Task » For each line that holds "المغيرة", copy the line out.

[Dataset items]
++++++++

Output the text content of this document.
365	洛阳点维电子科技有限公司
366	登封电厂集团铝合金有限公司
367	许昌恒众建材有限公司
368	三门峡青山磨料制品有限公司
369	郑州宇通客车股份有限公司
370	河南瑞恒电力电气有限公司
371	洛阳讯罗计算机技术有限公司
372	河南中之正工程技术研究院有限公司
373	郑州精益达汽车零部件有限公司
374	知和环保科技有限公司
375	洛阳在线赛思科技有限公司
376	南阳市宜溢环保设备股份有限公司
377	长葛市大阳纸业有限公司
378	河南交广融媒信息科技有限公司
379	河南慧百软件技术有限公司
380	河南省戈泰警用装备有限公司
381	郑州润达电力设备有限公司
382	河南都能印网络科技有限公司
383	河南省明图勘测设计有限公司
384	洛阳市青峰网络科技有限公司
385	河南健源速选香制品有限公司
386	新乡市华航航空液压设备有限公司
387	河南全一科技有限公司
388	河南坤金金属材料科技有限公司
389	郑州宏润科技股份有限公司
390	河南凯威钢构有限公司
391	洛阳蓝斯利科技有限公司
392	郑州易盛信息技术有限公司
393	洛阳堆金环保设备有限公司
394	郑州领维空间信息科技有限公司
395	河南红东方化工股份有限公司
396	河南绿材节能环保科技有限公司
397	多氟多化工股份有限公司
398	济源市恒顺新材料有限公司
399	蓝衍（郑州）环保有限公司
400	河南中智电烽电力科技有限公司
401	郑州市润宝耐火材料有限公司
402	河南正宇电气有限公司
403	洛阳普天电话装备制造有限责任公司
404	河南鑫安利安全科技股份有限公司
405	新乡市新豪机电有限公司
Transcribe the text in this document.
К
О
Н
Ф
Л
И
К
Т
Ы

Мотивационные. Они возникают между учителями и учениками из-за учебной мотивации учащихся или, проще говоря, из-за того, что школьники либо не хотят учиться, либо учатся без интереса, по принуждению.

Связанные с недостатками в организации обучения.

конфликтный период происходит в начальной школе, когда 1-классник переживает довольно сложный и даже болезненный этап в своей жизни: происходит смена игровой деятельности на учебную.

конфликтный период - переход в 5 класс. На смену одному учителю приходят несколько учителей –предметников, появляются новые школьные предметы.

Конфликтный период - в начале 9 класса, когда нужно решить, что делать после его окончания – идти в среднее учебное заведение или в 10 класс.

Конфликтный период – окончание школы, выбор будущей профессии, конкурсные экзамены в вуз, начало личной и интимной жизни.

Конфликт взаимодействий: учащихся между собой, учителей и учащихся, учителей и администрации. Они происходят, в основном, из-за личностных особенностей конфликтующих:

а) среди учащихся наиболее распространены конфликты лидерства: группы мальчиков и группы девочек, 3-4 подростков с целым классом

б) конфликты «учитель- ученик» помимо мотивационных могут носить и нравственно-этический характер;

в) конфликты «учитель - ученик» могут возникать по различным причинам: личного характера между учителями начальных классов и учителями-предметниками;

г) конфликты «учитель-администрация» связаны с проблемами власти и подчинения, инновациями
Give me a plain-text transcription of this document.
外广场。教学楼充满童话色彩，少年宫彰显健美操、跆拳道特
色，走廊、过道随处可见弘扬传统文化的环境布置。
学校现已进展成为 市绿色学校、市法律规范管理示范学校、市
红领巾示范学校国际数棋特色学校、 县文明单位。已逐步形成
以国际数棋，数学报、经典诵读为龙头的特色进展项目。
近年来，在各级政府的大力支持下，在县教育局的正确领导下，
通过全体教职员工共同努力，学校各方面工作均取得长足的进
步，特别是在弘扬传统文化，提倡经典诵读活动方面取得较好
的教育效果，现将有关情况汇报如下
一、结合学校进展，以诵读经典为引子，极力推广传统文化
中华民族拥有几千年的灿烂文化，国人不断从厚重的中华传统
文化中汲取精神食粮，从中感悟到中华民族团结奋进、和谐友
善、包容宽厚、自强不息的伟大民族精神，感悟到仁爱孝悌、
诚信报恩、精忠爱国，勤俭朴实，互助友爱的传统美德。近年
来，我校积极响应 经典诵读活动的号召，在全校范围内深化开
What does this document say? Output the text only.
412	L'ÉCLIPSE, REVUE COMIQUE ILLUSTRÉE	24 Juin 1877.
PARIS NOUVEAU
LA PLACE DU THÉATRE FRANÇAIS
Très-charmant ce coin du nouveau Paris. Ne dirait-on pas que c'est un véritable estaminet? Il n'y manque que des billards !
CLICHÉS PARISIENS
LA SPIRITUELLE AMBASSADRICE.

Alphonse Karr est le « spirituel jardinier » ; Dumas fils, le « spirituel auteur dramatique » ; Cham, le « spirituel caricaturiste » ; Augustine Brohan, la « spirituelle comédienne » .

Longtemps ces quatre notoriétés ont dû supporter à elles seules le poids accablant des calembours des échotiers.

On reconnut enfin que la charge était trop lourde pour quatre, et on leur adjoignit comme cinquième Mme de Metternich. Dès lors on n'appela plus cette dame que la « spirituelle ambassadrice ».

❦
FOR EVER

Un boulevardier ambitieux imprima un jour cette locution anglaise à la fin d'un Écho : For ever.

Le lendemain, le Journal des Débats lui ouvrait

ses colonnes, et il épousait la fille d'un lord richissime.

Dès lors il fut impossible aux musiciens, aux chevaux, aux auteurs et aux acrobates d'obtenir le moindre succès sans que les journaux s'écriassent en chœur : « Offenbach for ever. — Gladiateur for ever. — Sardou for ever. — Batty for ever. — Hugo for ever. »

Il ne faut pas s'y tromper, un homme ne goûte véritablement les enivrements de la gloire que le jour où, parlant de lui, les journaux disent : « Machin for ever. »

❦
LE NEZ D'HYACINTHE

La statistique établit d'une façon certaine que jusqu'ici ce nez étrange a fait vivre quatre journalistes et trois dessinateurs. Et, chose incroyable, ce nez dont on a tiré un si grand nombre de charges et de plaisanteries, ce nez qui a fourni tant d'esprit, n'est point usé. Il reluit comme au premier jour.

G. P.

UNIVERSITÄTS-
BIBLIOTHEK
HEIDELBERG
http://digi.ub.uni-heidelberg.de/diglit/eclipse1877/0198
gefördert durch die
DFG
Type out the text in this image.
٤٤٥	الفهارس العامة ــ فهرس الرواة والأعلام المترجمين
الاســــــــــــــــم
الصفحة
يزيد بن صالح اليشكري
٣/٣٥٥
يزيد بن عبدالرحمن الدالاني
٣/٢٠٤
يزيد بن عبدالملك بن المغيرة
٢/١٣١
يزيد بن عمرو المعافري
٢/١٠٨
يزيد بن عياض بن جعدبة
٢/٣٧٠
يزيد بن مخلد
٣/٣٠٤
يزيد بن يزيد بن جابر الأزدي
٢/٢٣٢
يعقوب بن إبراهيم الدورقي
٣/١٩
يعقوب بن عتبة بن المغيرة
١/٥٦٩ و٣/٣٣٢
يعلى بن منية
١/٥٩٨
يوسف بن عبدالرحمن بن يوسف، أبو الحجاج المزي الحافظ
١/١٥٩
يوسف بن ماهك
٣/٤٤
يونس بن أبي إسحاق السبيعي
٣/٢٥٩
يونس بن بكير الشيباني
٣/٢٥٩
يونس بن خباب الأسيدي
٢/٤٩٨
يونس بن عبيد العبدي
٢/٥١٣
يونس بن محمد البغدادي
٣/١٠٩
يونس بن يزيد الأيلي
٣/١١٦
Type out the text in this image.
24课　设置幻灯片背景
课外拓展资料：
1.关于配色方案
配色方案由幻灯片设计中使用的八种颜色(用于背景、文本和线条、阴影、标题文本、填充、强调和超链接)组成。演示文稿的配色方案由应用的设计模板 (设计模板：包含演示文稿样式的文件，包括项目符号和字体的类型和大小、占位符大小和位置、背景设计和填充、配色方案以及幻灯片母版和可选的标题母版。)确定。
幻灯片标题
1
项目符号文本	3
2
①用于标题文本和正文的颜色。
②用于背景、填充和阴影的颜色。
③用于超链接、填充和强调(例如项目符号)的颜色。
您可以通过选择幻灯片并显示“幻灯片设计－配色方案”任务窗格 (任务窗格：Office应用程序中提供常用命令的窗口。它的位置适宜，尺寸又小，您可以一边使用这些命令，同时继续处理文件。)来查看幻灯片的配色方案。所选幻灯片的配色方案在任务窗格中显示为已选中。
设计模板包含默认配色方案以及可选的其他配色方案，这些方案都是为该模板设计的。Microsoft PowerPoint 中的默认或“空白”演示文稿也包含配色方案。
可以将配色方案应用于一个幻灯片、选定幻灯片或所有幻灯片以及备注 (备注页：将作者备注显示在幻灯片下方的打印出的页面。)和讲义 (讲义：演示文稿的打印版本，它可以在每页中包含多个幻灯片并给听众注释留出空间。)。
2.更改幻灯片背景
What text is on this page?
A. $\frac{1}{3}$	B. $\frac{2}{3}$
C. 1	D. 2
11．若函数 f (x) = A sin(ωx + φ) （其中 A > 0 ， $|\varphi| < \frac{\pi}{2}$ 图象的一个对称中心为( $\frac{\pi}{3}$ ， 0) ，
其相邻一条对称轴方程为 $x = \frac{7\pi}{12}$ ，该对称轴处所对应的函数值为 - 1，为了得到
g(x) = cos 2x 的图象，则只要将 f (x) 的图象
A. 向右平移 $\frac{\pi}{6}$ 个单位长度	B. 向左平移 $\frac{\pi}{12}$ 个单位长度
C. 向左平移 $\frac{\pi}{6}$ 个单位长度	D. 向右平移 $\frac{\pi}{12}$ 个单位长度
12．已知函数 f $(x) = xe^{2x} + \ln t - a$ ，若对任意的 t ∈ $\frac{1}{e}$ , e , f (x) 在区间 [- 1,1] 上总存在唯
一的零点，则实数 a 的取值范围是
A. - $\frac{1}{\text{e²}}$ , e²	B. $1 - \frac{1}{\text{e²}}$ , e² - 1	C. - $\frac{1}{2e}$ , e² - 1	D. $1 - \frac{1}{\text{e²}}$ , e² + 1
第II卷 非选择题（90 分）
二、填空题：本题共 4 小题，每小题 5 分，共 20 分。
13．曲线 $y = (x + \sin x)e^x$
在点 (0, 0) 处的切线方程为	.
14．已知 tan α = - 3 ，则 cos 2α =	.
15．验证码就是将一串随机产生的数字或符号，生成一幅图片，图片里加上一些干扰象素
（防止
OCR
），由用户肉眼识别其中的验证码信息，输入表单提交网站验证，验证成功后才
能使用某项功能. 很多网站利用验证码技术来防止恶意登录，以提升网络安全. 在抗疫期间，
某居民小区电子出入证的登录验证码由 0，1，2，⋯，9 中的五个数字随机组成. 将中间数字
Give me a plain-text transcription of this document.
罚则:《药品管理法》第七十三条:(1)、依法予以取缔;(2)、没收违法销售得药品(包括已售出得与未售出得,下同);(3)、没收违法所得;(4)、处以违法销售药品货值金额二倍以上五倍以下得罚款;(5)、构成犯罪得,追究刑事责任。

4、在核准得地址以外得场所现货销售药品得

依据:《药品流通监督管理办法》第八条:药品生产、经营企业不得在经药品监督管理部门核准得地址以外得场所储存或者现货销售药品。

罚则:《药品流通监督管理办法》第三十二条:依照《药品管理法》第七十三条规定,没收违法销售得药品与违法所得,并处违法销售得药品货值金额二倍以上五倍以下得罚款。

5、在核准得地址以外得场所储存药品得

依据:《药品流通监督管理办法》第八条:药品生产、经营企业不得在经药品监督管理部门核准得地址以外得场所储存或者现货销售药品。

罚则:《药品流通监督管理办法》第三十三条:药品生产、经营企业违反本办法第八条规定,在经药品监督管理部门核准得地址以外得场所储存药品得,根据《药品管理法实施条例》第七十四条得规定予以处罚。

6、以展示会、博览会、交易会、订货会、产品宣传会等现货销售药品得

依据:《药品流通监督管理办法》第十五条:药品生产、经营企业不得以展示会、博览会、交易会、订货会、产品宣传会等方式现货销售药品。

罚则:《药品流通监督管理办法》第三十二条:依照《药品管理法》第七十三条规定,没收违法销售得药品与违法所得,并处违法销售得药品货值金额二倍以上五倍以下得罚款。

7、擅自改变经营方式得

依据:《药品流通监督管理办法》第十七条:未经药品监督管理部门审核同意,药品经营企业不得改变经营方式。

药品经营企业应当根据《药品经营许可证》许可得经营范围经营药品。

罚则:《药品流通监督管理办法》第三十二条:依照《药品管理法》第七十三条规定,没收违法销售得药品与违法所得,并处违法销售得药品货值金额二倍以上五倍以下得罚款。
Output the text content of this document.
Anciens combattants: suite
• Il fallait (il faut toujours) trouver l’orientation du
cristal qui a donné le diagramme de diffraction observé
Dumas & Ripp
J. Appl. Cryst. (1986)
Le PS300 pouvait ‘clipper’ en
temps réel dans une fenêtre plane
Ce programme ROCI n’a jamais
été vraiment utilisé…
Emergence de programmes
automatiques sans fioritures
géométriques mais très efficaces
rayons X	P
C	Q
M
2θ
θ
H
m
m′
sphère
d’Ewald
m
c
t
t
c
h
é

++++++++

Expected answer »
يزيد بن عبدالملك بن المغيرة
يعقوب بن عتبة بن المغيرة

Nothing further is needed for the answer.